*** Opening Excerpted text ***
Evaluation phase: The Worklet runs net localgroup "$localGroup", filters out the banner lines (Alias name, Comment, Members, the dashed separator, and the closing "The command completed successfully" line), and splits the remainder into individual account names. Each name is compared against the $excludeUsers allowlist with PowerShell's -notin operator, which is case-insensitive. The script tallies every member that is not on the allowlist; if the count is greater than zero it writes Not Compliant and exits 1, otherwise it writes Compliant and exits 0.
Remediation phase: The script re-enumerates the group with the same net localgroup parse, then walks the resulting member list and calls net localgroup "$localGroup" /delete $user for each account that is not on the $excludeUsers allowlist, logging the removal target on each iteration. The next evaluation tick is the canonical proof of remediation: it re-parses the group and exits 0 only when no unauthorized members remain.
Windows 7, Windows 10, Windows 11, or Windows Server 2008 R2 and later; the Worklet uses net localgroup, which has shipped with every supported Windows release
Automox agent running as SYSTEM, which holds the group-management privileges needed to modify local group membership
PowerShell execution policy that permits agent-launched scripts; the Automox agent invokes powershell.exe -ExecutionPolicy Bypass by default
Target group name set in the $localGroup variable in both evaluation.ps1 and remediation.ps1, quoted exactly as it appears on the endpoint ("administrators", "Remote Desktop Users", "Backup Operators", or a custom security group name)
Allowlist of approved accounts in the $excludeUsers tuple, with each entry in single quotes and entries comma-separated, for example ('HelpDeskAdmin','Administrator','ServiceAccount'); include service accounts, the local Administrator, and any help-desk break-glass account that must persist
Account names on the allowlist matched as net localgroup prints them; a domain group nested inside the local group appears as the bare group name (for example, Workstation-Admins), so add it to the allowlist in the same form if it is intentionally permitted
A pilot policy run on a non-production group of endpoints before scoping to the full fleet, so an over-restrictive allowlist is caught before it removes a needed account
After remediation completes, net localgroup "$localGroup" on the endpoint returns only the accounts on the allowlist. The next scheduled Automox evaluation parses the same group, finds zero unauthorized members, writes Compliant, and exits 0 without scheduling another remediation. Activity logs capture each Removing $user from Administrators group... line for audit evidence.
Validate manually by running net localgroup Administrators on a remediated endpoint and cross-checking the output against the allowlist in your policy. On Windows 10, Windows 11, and Server 2016+, Get-LocalGroupMember -Group "Administrators" | Select-Object Name, ObjectClass, PrincipalSource offers a richer view that distinguishes Local, ActiveDirectory, and MicrosoftAccount principal sources. For audit evidence, export the membership and the policy run identifier together; the Compliant exit-0 line in the next evaluation is the artifact most CIS and NIST 800-53 AC-2 reviews ask for. Re-addition of a removed account through a manual net localgroup Administrators <user> /add is detected on the next evaluation tick, and the Worklet returns the group to the baseline without operator intervention.
*** Closing Excerpted text ***
*** Opening Data extracts ***
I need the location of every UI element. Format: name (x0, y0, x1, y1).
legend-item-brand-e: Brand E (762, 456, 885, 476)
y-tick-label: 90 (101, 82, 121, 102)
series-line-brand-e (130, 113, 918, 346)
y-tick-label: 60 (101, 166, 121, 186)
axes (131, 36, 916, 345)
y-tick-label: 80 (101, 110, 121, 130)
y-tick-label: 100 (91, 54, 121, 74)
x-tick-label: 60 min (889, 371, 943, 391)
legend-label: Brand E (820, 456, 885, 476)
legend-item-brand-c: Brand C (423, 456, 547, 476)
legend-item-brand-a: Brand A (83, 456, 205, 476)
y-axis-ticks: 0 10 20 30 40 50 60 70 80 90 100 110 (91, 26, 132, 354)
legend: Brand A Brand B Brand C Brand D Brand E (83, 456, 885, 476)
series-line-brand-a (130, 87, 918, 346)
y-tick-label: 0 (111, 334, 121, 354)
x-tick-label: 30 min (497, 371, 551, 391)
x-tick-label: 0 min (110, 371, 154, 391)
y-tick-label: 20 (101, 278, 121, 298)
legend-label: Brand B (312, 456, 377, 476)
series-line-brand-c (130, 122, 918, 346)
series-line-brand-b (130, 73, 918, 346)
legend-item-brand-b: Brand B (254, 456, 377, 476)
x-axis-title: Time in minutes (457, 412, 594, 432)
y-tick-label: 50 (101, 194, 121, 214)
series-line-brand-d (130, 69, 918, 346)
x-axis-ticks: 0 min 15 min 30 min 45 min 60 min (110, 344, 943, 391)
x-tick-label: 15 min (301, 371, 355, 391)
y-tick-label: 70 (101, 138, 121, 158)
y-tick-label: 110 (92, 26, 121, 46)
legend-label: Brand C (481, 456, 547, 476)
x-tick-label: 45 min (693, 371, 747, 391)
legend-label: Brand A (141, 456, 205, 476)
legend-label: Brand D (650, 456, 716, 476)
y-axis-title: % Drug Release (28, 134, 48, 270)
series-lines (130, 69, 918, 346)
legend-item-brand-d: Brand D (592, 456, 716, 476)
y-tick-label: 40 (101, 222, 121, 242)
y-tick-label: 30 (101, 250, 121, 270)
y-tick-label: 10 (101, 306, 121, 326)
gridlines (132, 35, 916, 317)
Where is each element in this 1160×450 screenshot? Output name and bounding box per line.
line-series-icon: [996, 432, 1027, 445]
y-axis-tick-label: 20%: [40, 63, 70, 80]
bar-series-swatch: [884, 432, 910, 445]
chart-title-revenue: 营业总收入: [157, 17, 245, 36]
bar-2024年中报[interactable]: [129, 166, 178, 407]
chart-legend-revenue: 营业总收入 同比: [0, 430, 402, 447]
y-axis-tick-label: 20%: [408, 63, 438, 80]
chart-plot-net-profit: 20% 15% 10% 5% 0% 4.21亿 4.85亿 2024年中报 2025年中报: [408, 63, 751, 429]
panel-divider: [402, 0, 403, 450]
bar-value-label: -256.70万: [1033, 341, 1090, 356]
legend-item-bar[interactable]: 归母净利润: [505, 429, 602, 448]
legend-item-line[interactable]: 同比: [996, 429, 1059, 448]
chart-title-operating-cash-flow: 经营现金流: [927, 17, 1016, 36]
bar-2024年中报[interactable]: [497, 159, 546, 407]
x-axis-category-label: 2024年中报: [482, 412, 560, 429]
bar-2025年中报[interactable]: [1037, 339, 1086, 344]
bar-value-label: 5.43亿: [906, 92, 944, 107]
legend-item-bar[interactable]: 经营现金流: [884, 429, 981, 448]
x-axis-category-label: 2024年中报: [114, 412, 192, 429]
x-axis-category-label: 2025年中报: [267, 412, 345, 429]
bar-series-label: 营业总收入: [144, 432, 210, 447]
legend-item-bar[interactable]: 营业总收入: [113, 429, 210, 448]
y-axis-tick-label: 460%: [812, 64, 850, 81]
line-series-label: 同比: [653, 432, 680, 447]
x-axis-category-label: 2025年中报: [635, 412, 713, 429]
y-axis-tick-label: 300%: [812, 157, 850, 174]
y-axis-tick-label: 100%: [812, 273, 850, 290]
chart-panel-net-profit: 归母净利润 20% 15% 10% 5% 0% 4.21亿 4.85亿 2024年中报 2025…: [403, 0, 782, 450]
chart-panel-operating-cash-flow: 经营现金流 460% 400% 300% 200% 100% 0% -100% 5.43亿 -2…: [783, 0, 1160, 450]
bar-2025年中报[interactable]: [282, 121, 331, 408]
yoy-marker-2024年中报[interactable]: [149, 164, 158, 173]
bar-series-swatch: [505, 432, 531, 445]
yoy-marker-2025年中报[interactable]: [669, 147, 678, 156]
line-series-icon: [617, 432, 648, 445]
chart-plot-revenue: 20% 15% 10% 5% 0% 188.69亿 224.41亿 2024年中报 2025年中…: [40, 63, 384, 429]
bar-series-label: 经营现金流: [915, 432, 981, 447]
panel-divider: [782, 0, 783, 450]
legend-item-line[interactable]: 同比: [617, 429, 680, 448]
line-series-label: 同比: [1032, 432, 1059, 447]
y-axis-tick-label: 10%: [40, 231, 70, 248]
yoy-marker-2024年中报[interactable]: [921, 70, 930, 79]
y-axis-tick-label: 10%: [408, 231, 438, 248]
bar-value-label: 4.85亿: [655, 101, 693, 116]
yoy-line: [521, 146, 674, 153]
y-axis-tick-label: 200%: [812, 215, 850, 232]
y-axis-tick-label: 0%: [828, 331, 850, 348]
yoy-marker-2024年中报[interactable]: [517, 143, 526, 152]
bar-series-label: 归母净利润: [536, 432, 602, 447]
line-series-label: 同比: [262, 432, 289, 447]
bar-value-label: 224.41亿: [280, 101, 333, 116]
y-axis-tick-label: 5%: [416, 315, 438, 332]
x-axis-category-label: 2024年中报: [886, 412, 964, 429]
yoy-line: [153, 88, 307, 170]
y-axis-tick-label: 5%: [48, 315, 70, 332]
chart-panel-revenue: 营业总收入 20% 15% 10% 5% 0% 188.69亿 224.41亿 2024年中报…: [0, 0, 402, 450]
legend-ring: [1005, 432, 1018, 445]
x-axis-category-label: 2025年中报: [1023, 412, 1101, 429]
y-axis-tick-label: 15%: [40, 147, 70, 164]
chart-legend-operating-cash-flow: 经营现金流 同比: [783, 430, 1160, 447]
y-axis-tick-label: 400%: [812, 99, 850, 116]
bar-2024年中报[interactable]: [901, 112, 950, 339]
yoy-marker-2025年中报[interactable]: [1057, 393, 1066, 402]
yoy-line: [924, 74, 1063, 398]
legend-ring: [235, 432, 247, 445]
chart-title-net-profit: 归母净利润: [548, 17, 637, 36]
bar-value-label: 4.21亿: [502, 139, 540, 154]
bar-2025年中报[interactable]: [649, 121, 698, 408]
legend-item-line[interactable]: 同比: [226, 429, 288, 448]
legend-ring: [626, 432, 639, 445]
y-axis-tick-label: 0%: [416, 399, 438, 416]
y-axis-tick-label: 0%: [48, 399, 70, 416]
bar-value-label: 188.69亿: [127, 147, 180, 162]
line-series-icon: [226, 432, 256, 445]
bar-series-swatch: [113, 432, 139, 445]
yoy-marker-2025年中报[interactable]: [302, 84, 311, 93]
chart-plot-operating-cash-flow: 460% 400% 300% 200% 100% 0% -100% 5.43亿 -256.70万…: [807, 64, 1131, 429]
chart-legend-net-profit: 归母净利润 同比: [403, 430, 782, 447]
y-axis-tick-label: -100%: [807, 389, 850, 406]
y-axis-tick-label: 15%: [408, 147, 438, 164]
*** Closing Data extracts ***
Assignment » Please say what the evaluation script in the Worklet text above writes and which exit code it returns when it finds group members that are not on the allowlist.

Problem solution » It writes Not Compliant and exits 1.